### Task statement
Transcribe everything in the data word for word. Pictures are left out.

### Source material
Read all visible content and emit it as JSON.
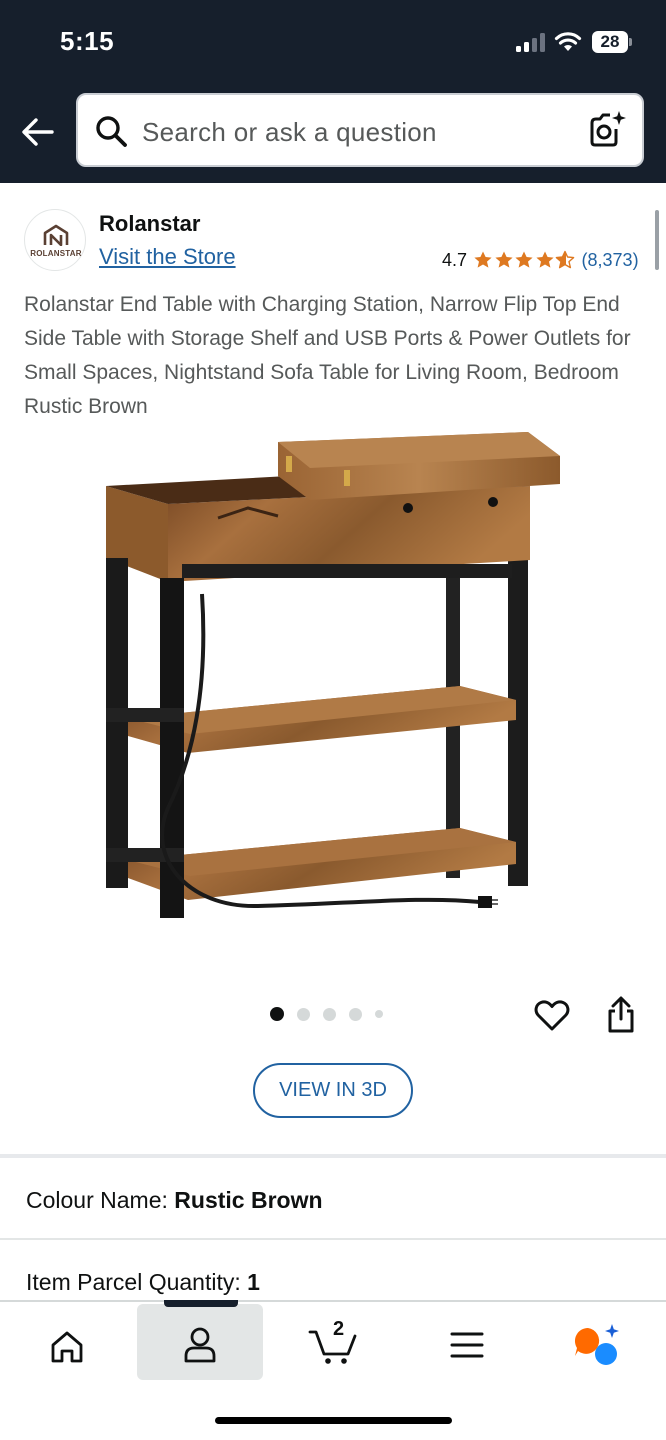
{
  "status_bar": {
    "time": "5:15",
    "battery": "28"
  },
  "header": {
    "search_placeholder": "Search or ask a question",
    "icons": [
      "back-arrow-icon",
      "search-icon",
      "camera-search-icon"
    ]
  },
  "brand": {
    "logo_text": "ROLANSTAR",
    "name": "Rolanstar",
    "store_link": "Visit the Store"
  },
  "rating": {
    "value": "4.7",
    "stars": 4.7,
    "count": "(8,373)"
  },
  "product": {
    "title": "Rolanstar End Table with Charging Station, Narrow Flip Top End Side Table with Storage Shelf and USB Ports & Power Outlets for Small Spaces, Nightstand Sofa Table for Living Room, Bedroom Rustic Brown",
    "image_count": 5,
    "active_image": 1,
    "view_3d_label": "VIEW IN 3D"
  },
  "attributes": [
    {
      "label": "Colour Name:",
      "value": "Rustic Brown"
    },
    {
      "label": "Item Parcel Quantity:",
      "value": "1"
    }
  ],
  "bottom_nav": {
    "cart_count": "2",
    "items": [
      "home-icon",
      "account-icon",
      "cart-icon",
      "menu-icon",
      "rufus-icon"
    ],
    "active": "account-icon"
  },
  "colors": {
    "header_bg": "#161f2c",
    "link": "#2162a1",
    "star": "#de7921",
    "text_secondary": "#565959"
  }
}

### The reply
Read all visible content and emit it as JSON.
{
  "status_bar": {
    "time": "5:15",
    "battery": "28"
  },
  "header": {
    "search_placeholder": "Search or ask a question",
    "icons": [
      "back-arrow-icon",
      "search-icon",
      "camera-search-icon"
    ]
  },
  "brand": {
    "logo_text": "ROLANSTAR",
    "name": "Rolanstar",
    "store_link": "Visit the Store"
  },
  "rating": {
    "value": "4.7",
    "stars": 4.7,
    "count": "(8,373)"
  },
  "product": {
    "title": "Rolanstar End Table with Charging Station, Narrow Flip Top End Side Table with Storage Shelf and USB Ports & Power Outlets for Small Spaces, Nightstand Sofa Table for Living Room, Bedroom Rustic Brown",
    "image_count": 5,
    "active_image": 1,
    "view_3d_label": "VIEW IN 3D"
  },
  "attributes": [
    {
      "label": "Colour Name:",
      "value": "Rustic Brown"
    },
    {
      "label": "Item Parcel Quantity:",
      "value": "1"
    }
  ],
  "bottom_nav": {
    "cart_count": "2",
    "items": [
      "home-icon",
      "account-icon",
      "cart-icon",
      "menu-icon",
      "rufus-icon"
    ],
    "active": "account-icon"
  },
  "colors": {
    "header_bg": "#161f2c",
    "link": "#2162a1",
    "star": "#de7921",
    "text_secondary": "#565959"
  }
}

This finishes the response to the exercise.